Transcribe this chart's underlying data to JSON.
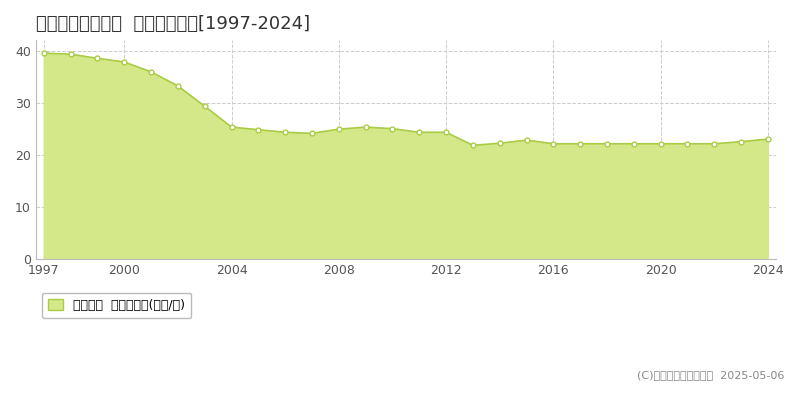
{
  "title": "愛知郡東郷町春木  基準地価推移[1997-2024]",
  "years": [
    1997,
    1998,
    1999,
    2000,
    2001,
    2002,
    2003,
    2004,
    2005,
    2006,
    2007,
    2008,
    2009,
    2010,
    2011,
    2012,
    2013,
    2014,
    2015,
    2016,
    2017,
    2018,
    2019,
    2020,
    2021,
    2022,
    2023,
    2024
  ],
  "values": [
    39.5,
    39.3,
    38.5,
    37.8,
    35.9,
    33.2,
    29.3,
    25.3,
    24.8,
    24.3,
    24.1,
    24.9,
    25.3,
    25.0,
    24.3,
    24.3,
    21.8,
    22.2,
    22.8,
    22.1,
    22.1,
    22.1,
    22.1,
    22.1,
    22.1,
    22.1,
    22.5,
    23.0
  ],
  "line_color": "#aacc44",
  "fill_color": "#d4e88a",
  "marker_color": "#ffffff",
  "marker_edge_color": "#aacc44",
  "background_color": "#ffffff",
  "grid_color": "#cccccc",
  "title_fontsize": 13,
  "tick_fontsize": 9,
  "ylim": [
    0,
    42
  ],
  "yticks": [
    0,
    10,
    20,
    30,
    40
  ],
  "xticks": [
    1997,
    2000,
    2004,
    2008,
    2012,
    2016,
    2020,
    2024
  ],
  "legend_label": "基準地価  平均坪単価(万円/坪)",
  "copyright_text": "(C)土地価格ドットコム  2025-05-06"
}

**Set problem:** Return all of the entries exactly as written, but drop any pictures they hold.

**Solution for this task:**
Transcribe this chart's underlying data to JSON.
{
  "title": "愛知郡東郷町春木  基準地価推移[1997-2024]",
  "years": [
    1997,
    1998,
    1999,
    2000,
    2001,
    2002,
    2003,
    2004,
    2005,
    2006,
    2007,
    2008,
    2009,
    2010,
    2011,
    2012,
    2013,
    2014,
    2015,
    2016,
    2017,
    2018,
    2019,
    2020,
    2021,
    2022,
    2023,
    2024
  ],
  "values": [
    39.5,
    39.3,
    38.5,
    37.8,
    35.9,
    33.2,
    29.3,
    25.3,
    24.8,
    24.3,
    24.1,
    24.9,
    25.3,
    25.0,
    24.3,
    24.3,
    21.8,
    22.2,
    22.8,
    22.1,
    22.1,
    22.1,
    22.1,
    22.1,
    22.1,
    22.1,
    22.5,
    23.0
  ],
  "line_color": "#aacc44",
  "fill_color": "#d4e88a",
  "marker_color": "#ffffff",
  "marker_edge_color": "#aacc44",
  "background_color": "#ffffff",
  "grid_color": "#cccccc",
  "title_fontsize": 13,
  "tick_fontsize": 9,
  "ylim": [
    0,
    42
  ],
  "yticks": [
    0,
    10,
    20,
    30,
    40
  ],
  "xticks": [
    1997,
    2000,
    2004,
    2008,
    2012,
    2016,
    2020,
    2024
  ],
  "legend_label": "基準地価  平均坪単価(万円/坪)",
  "copyright_text": "(C)土地価格ドットコム  2025-05-06"
}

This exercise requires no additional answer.